Write out each line of the listing as it stands, without the images.

[Stored records]
===============

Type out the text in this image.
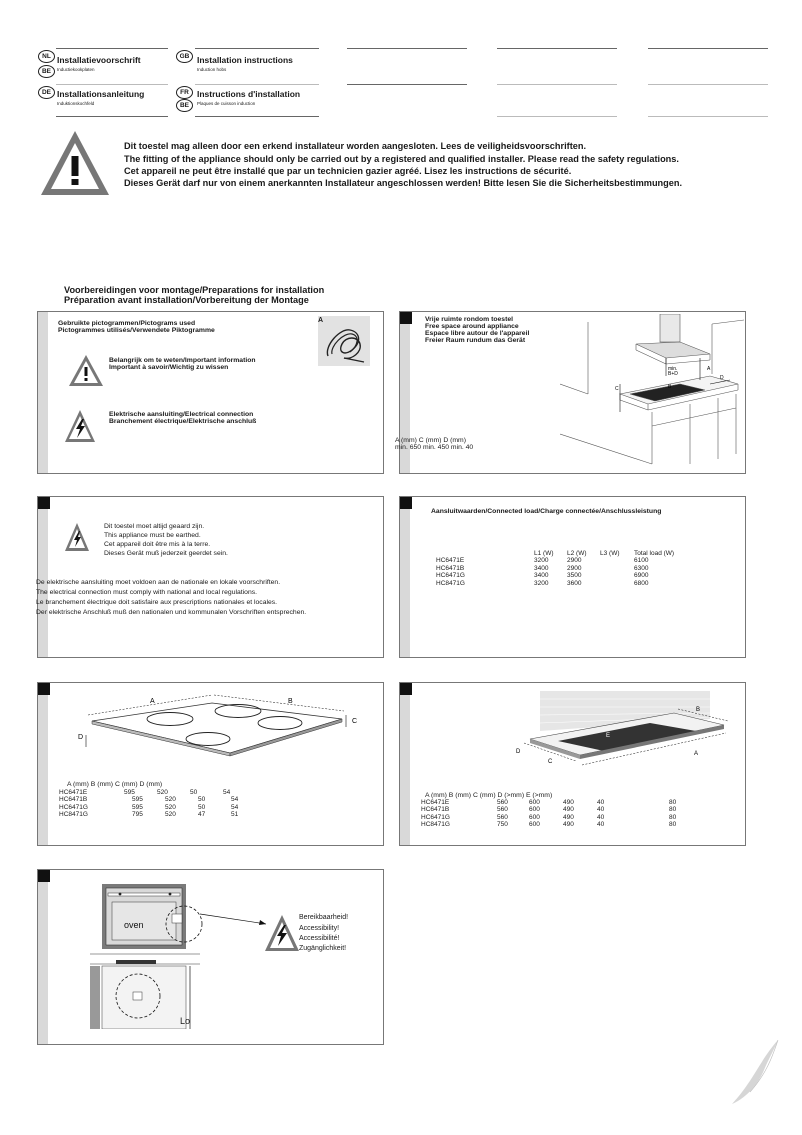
NL Installatievoorschrift
BE	Inductiekookplaten
GB Installation instructions
Induction hobs
DE Installationsanleitung
Induktionskochfeld
FR Instructions d'installation
BE	Plaques de cuisson induction
Dit toestel mag alleen door een erkend installateur worden aangesloten. Lees de veiligheidsvoorschriften.
The fitting of the appliance should only be carried out by a registered and qualified installer. Please read the safety regulations.
Cet appareil ne peut être installé que par un technicien gazier agréé. Lisez les instructions de sécurité.
Dieses Gerät darf nur von einem anerkannten Installateur angeschlossen werden! Bitte lesen Sie die Sicherheitsbestimmungen.
Voorbereidingen voor montage/Preparations for installation
Préparation avant installation/Vorbereitung der Montage
Gebruikte pictogrammen/Pictograms used
Pictogrammes utilisés/Verwendete Piktogramme
A
Belangrijk om te weten/Important information
Important à savoir/Wichtig zu wissen
Elektrische aansluiting/Electrical connection
Branchement électrique/Elektrische anschluß
Vrije ruimte rondom toestel
Free space around appliance
Espace libre autour de l'appareil
Freier Raum rundum das Gerät
min.
B+D
A
B
C
D
A (mm) C (mm) D (mm)
min. 650 min. 450 min. 40
Dit toestel moet altijd geaard zijn.
This appliance must be earthed.
Cet appareil doit être mis à la terre.
Dieses Gerät muß jederzeit geerdet sein.
De elektrische aansluiting moet voldoen aan de nationale en lokale voorschriften.
The electrical connection must comply with national and local regulations.
Le branchement électrique doit satisfaire aux prescriptions nationales et locales.
Der elektrische Anschluß muß den nationalen und kommunalen Vorschriften entsprechen.
Aansluitwaarden/Connected load/Charge connectée/Anschlussleistung
	L1 (W)	L2 (W)	L3 (W)	Total load (W)
HC6471E	3200	2900		6100
HC6471B	3400	2900		6300
HC6471G	3400	3500		6900
HC8471G	3200	3600		6800
A	B
C
D
A (mm) B (mm) C (mm) D (mm)
HC6471E	595	520	50	54
HC6471B	595	520	50	54
HC6471G	595	520	50	54
HC8471G	795	520	47	51
E
B
A
C
D
A (mm) B (mm) C (mm) D (>mm) E (>mm)
HC6471E	560	600	490	40	80
HC6471B	560	600	490	40	80
HC6471G	560	600	490	40	80
HC8471G	750	600	490	40	80
oven
Lo
Bereikbaarheid!
Accessibility!
Accessibilité!
Zugänglichkeit!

===============

RESULT FOR THIS EXERCISE:
Type out the text in this image.
NL Installatievoorschrift
BE	Inductiekookplaten
GB Installation instructions
Induction hobs
DE Installationsanleitung
Induktionskochfeld
FR Instructions d'installation
BE	Plaques de cuisson induction
Dit toestel mag alleen door een erkend installateur worden aangesloten. Lees de veiligheidsvoorschriften.
The fitting of the appliance should only be carried out by a registered and qualified installer. Please read the safety regulations.
Cet appareil ne peut être installé que par un technicien gazier agréé. Lisez les instructions de sécurité.
Dieses Gerät darf nur von einem anerkannten Installateur angeschlossen werden! Bitte lesen Sie die Sicherheitsbestimmungen.
Voorbereidingen voor montage/Preparations for installation
Préparation avant installation/Vorbereitung der Montage
Gebruikte pictogrammen/Pictograms used
Pictogrammes utilisés/Verwendete Piktogramme
A
Belangrijk om te weten/Important information
Important à savoir/Wichtig zu wissen
Elektrische aansluiting/Electrical connection
Branchement électrique/Elektrische anschluß
Vrije ruimte rondom toestel
Free space around appliance
Espace libre autour de l'appareil
Freier Raum rundum das Gerät
min.
B+D
A
B
C
D
A (mm) C (mm) D (mm)
min. 650 min. 450 min. 40
Dit toestel moet altijd geaard zijn.
This appliance must be earthed.
Cet appareil doit être mis à la terre.
Dieses Gerät muß jederzeit geerdet sein.
De elektrische aansluiting moet voldoen aan de nationale en lokale voorschriften.
The electrical connection must comply with national and local regulations.
Le branchement électrique doit satisfaire aux prescriptions nationales et locales.
Der elektrische Anschluß muß den nationalen und kommunalen Vorschriften entsprechen.
Aansluitwaarden/Connected load/Charge connectée/Anschlussleistung
	L1 (W)	L2 (W)	L3 (W)	Total load (W)
HC6471E	3200	2900		6100
HC6471B	3400	2900		6300
HC6471G	3400	3500		6900
HC8471G	3200	3600		6800
A	B
C
D
A (mm) B (mm) C (mm) D (mm)
HC6471E	595	520	50	54
HC6471B	595	520	50	54
HC6471G	595	520	50	54
HC8471G	795	520	47	51
E
B
A
C
D
A (mm) B (mm) C (mm) D (>mm) E (>mm)
HC6471E	560	600	490	40	80
HC6471B	560	600	490	40	80
HC6471G	560	600	490	40	80
HC8471G	750	600	490	40	80
oven
Lo
Bereikbaarheid!
Accessibility!
Accessibilité!
Zugänglichkeit!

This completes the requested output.